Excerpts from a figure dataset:
★ ★ ★ ★ ★ ★ ★
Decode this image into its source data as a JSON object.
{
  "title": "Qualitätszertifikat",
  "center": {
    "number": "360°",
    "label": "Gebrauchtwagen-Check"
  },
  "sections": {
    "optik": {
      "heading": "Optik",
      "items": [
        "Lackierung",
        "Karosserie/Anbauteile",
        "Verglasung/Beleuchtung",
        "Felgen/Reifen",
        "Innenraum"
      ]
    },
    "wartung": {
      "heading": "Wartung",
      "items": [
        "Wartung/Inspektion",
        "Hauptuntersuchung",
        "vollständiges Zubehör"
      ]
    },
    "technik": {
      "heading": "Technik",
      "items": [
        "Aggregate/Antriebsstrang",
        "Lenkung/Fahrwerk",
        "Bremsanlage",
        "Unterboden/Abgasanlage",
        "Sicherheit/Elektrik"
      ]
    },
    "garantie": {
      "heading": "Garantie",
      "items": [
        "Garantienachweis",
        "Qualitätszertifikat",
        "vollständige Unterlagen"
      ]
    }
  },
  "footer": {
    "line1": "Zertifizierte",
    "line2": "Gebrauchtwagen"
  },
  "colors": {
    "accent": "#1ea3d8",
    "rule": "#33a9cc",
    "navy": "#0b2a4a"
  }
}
★ ★ ★ ★ ★ ★ ★
* [Exercise task] Gather all lines where the word "Gebrauchtwagen" appears.

* [Output of the task]
    "label": "Gebrauchtwagen-Check"
    "line2": "Gebrauchtwagen"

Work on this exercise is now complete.